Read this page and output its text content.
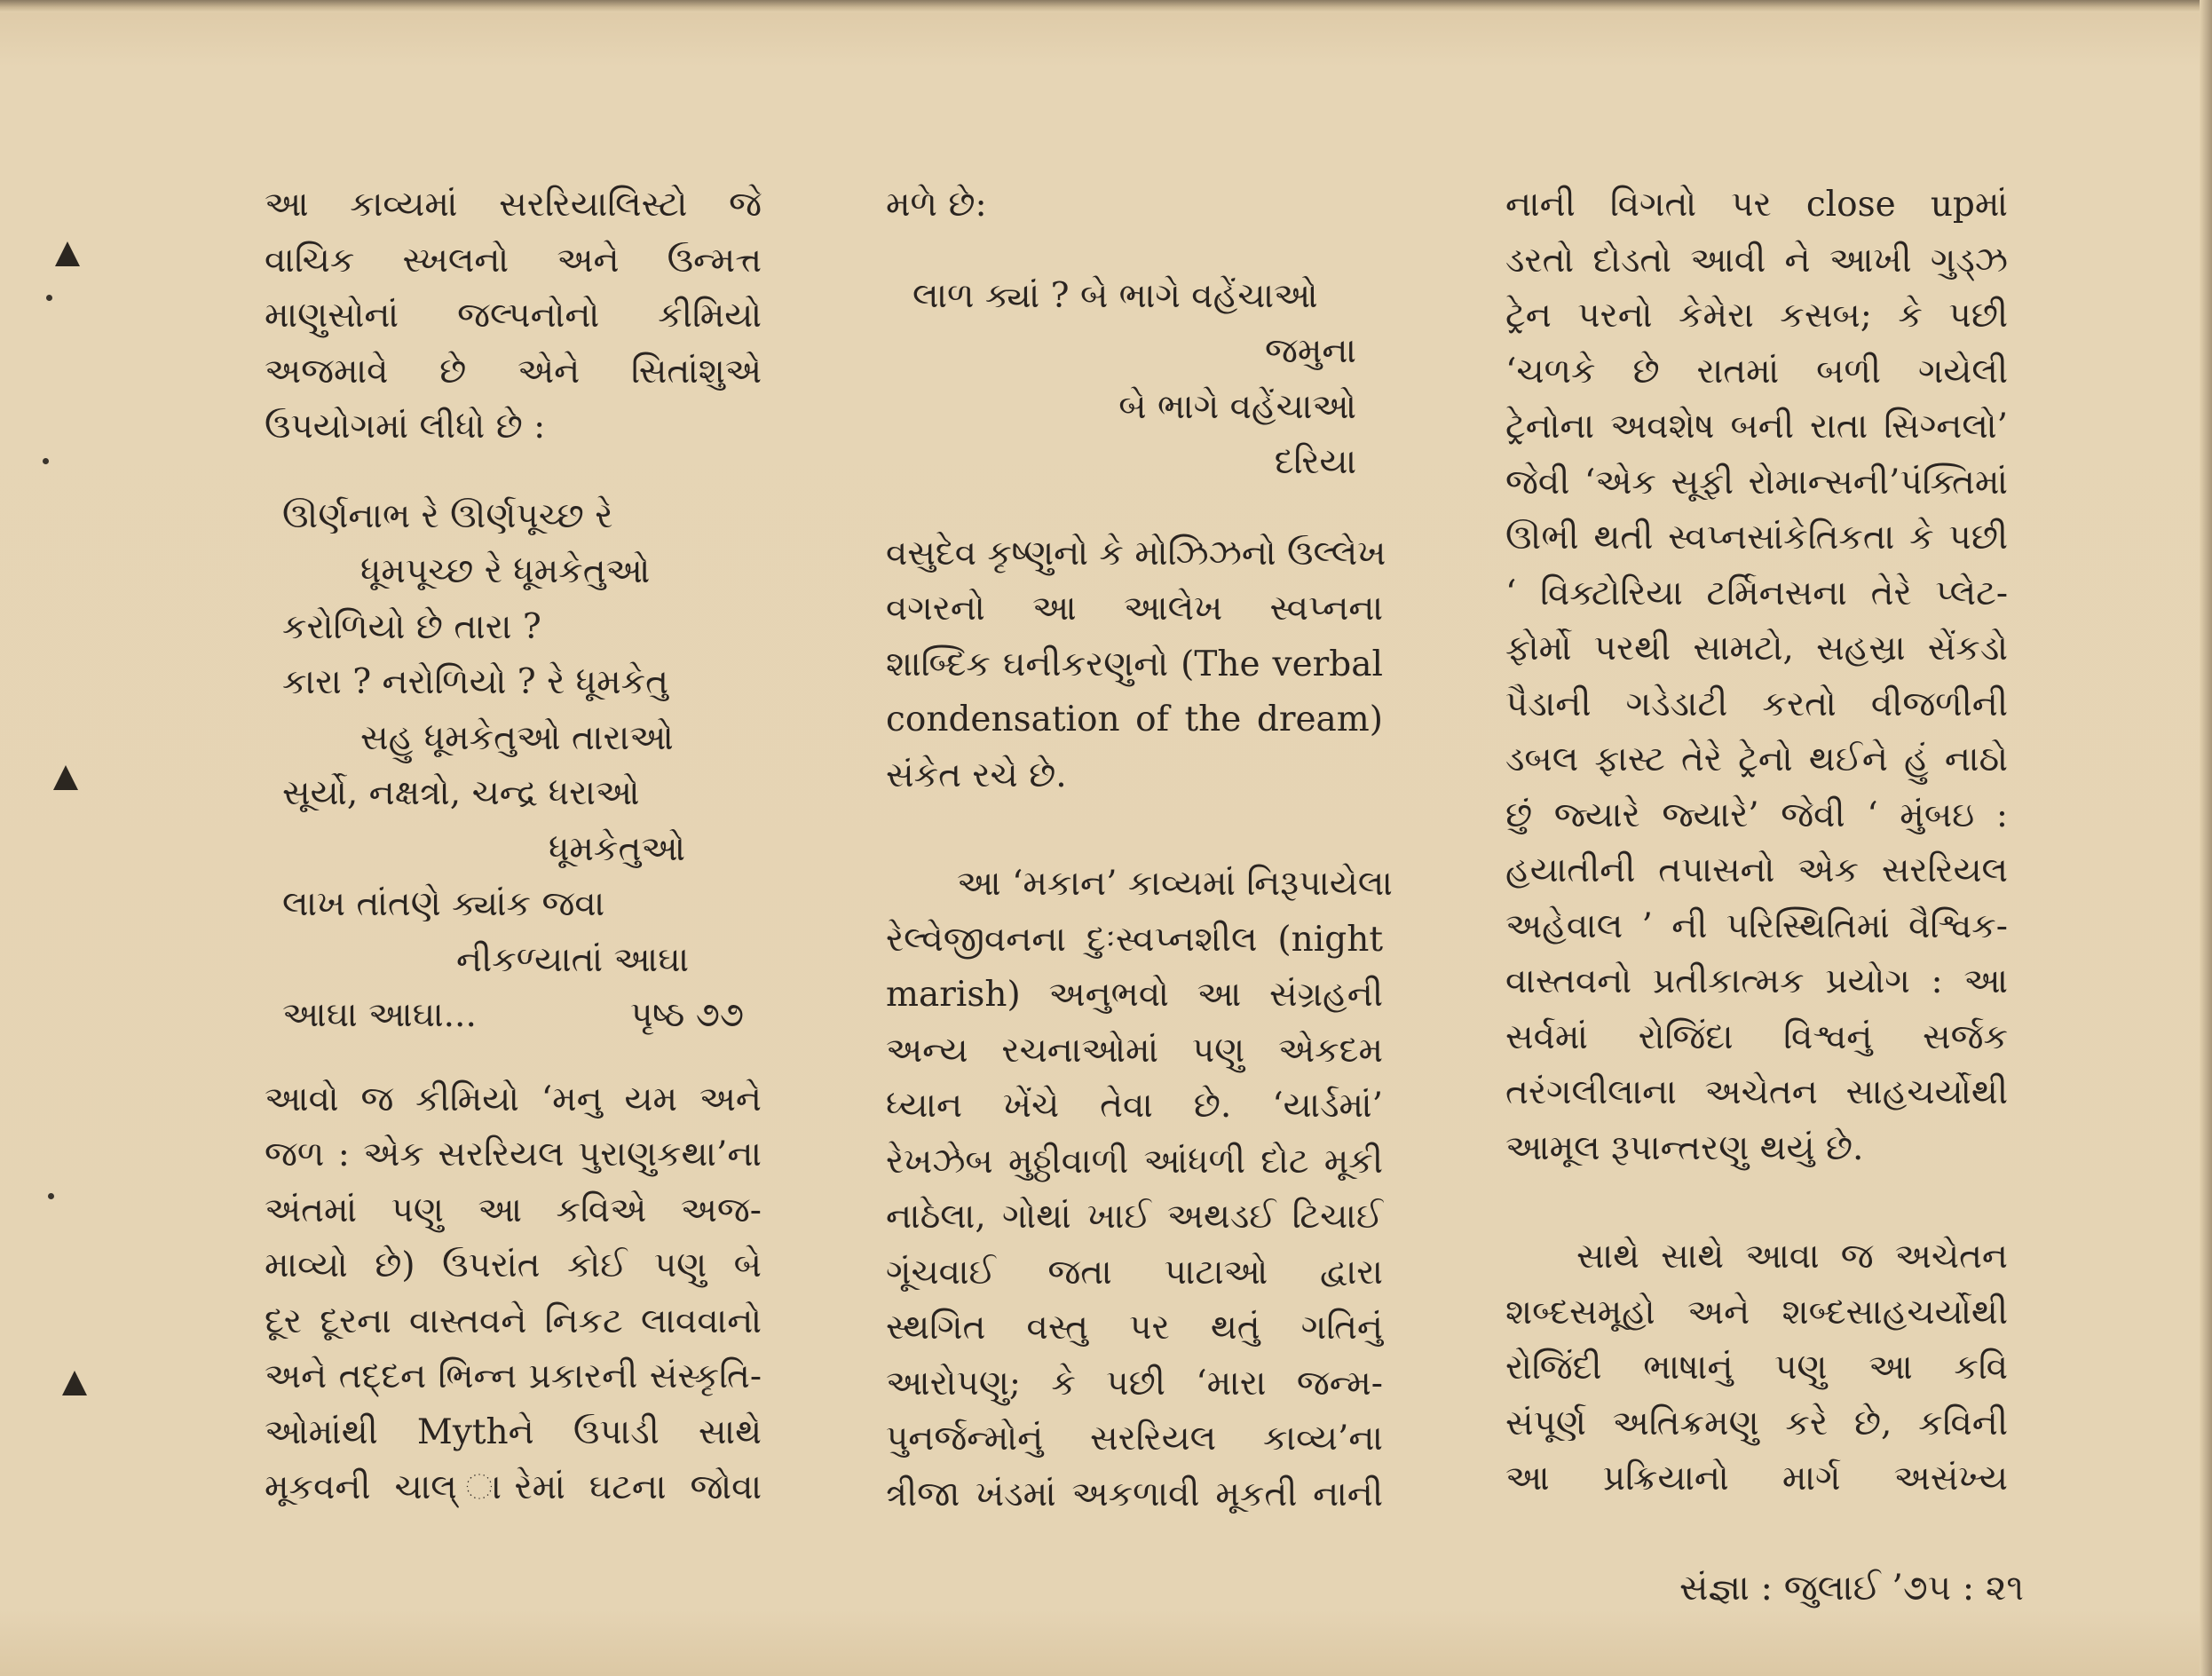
આ કાવ્યમાં સરરિયાલિસ્ટો જે
વાચિક સ્ખલનો અને ઉન્મત્ત
માણુસોનાં જલ્પનોનો કીમિયો
અજમાવે છે એને સિતાંશુએ
ઉપયોગમાં લીધો છે :

ઊર્ણનાભ રે ઊર્ણપૂચ્છ રે
ધૂમપૂચ્છ રે ધૂમકેતુઓ
કરોળિયો છે તારા ?
કારા ? નરોળિયો ? રે ધૂમકેતુ
સહુ ધૂમકેતુઓ તારાઓ
સૂર્યો, નક્ષત્રો, ચન્દ્ર ધરાઓ
ધૂમકેતુઓ
લાખ તાંતણે ક્યાંક જવા
નીકળ્યાતાં આઘા
આઘા આઘા...	પૃષ્ઠ ૭૭

આવો જ કીમિયો ‘મનુ યમ અને
જળ : એક સરરિયલ પુરાણુકથા’ના
અંતમાં પણુ આ કવિએ અજ-
માવ્યો છે) ઉપરાંત કોઈ પણુ બે
દૂર દૂરના વાસ્તવને નિકટ લાવવાનો
અને તદ્દન ભિન્ન પ્રકારની સંસ્કૃતિ-
ઓમાંથી Mythને ઉપાડી સાથે
મૂકવની ચાલ્ ારેમાં ઘટના જોવા

મળે છે:

લાળ ક્યાં ? બે ભાગે વહેંચાઓ
જમુના
બે ભાગે વહેંચાઓ
દરિયા

વસુદેવ કૃષ્ણુનો કે મોઝિઝનો ઉલ્લેખ
વગરનો આ આલેખ સ્વપ્નના
શાબ્દિક ઘનીકરણુનો (The verbal
condensation of the dream)
સંકેત રચે છે.

આ ‘મકાન’ કાવ્યમાં નિરૂપાયેલા
રેલ્વેજીવનના દુઃસ્વપ્નશીલ (night
marish) અનુભવો આ સંગ્રહની
અન્ય રચનાઓમાં પણુ એકદમ
ધ્યાન ખેંચે તેવા છે. ‘યાર્ડમાં’
રેખઝેબ મુઠ્ઠીવાળી આંધળી દોટ મૂકી
નાઠેલા, ગોથાં ખાઈ અથડઈ ટિચાઈ
ગૂંચવાઈ જતા પાટાઓ દ્વારા
સ્થગિત વસ્તુ પર થતું ગતિનું
આરોપણુ; કે પછી ‘મારા જન્મ-
પુનર્જન્મોનું સરરિયલ કાવ્ય’ના
ત્રીજા ખંડમાં અકળાવી મૂકતી નાની

નાની વિગતો પર close upમાં
ડરતો દોડતો આવી ને આખી ગુડ્ઝ
ટ્રેન પરનો કેમેરા કસબ; કે પછી
‘ચળકે છે રાતમાં બળી ગયેલી
ટ્રેનોના અવશેષ બની રાતા સિગ્નલો’
જેવી ‘એક સૂફી રોમાન્સની’પંક્તિમાં
ઊભી થતી સ્વપ્નસાંકેતિકતા કે પછી
‘ વિક્ટોરિયા ટર્મિનસના તેરે પ્લેટ-
ફોર્મો પરથી સામટો, સહસ્રા સેંકડો
પૈડાની ગડેડાટી કરતો વીજળીની
ડબલ ફાસ્ટ તેરે ટ્રેનો થઈને હું નાઠો
છું જ્યારે જ્યારે’ જેવી ‘ મુંબઇ :
હયાતીની તપાસનો એક સરરિયલ
અહેવાલ ’ ની પરિસ્થિતિમાં વૈશ્વિક-
વાસ્તવનો પ્રતીકાત્મક પ્રયોગ : આ
સર્વમાં રોજિંદા વિશ્વનું સર્જક
તરંગલીલાના અચેતન સાહચર્યોથી
આમૂલ રૂપાન્તરણુ થયું છે.

સાથે સાથે આવા જ અચેતન
શબ્દસમૂહો અને શબ્દસાહચર્યોથી
રોજિંદી ભાષાનું પણુ આ કવિ
સંપૂર્ણ અતિક્રમણુ કરે છે, કવિની
આ પ્રક્રિયાનો માર્ગ અસંખ્ય

સંજ્ઞા : જુલાઈ ’૭૫ : ૨૧
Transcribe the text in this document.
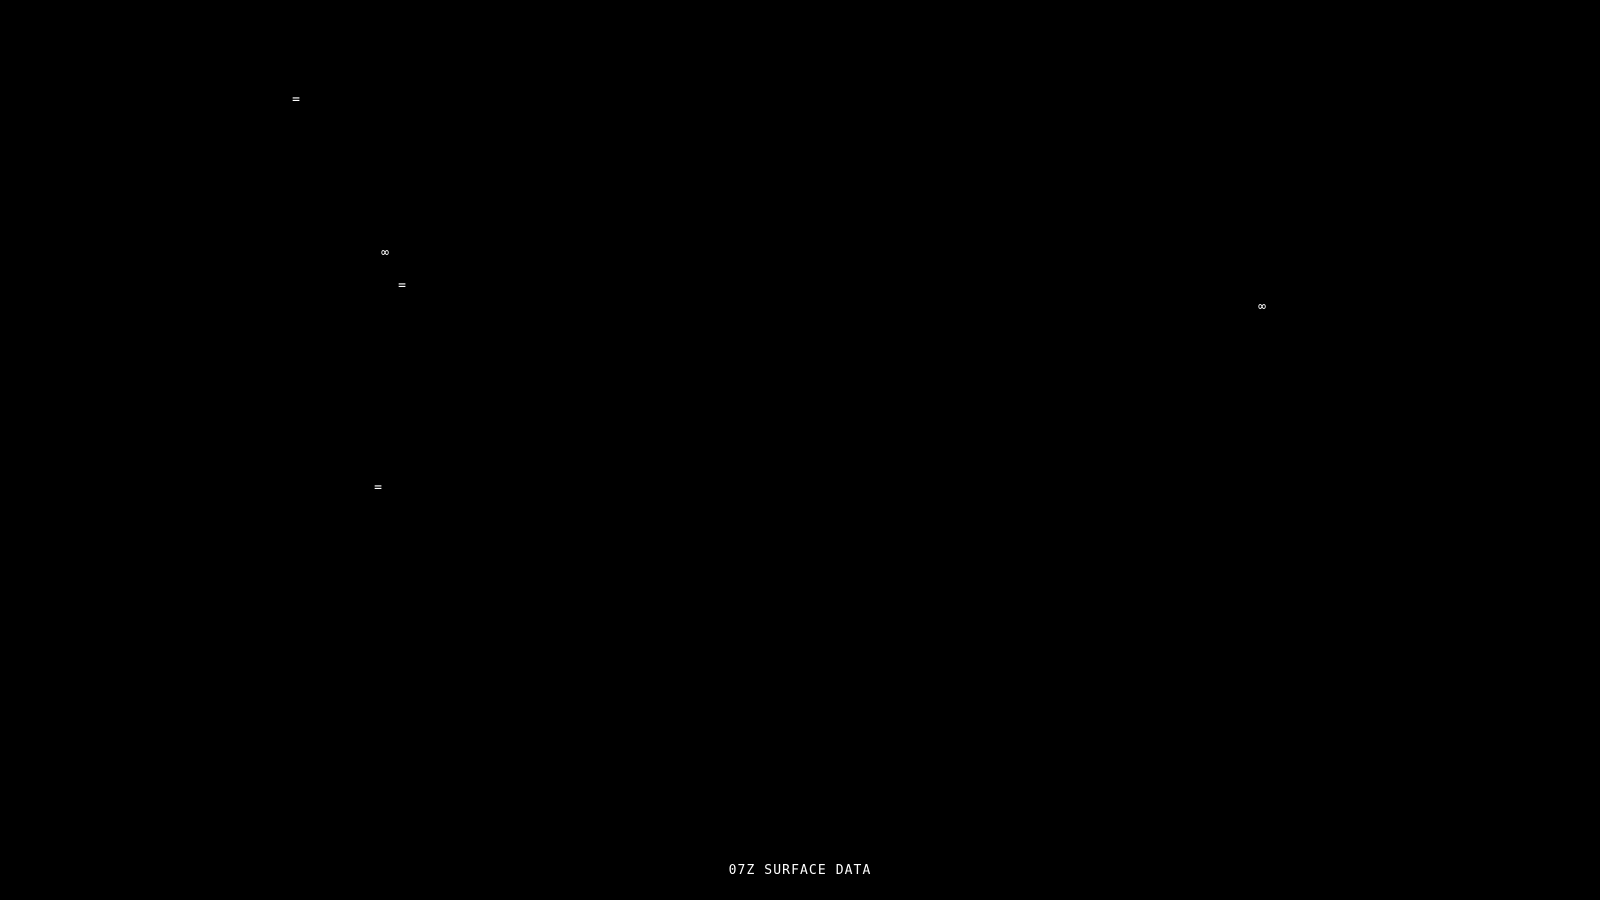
=
∞
=
∞
=
07Z SURFACE DATA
# # # # #
## REQUEST
Skip the pictures; extract only the lines from the line with "Transcribe the text in this document." through the final line of the material, exactly as they appear.

## COMPLETED EXERCISE
Transcribe the text in this document.
=
∞
=
∞
=
07Z SURFACE DATA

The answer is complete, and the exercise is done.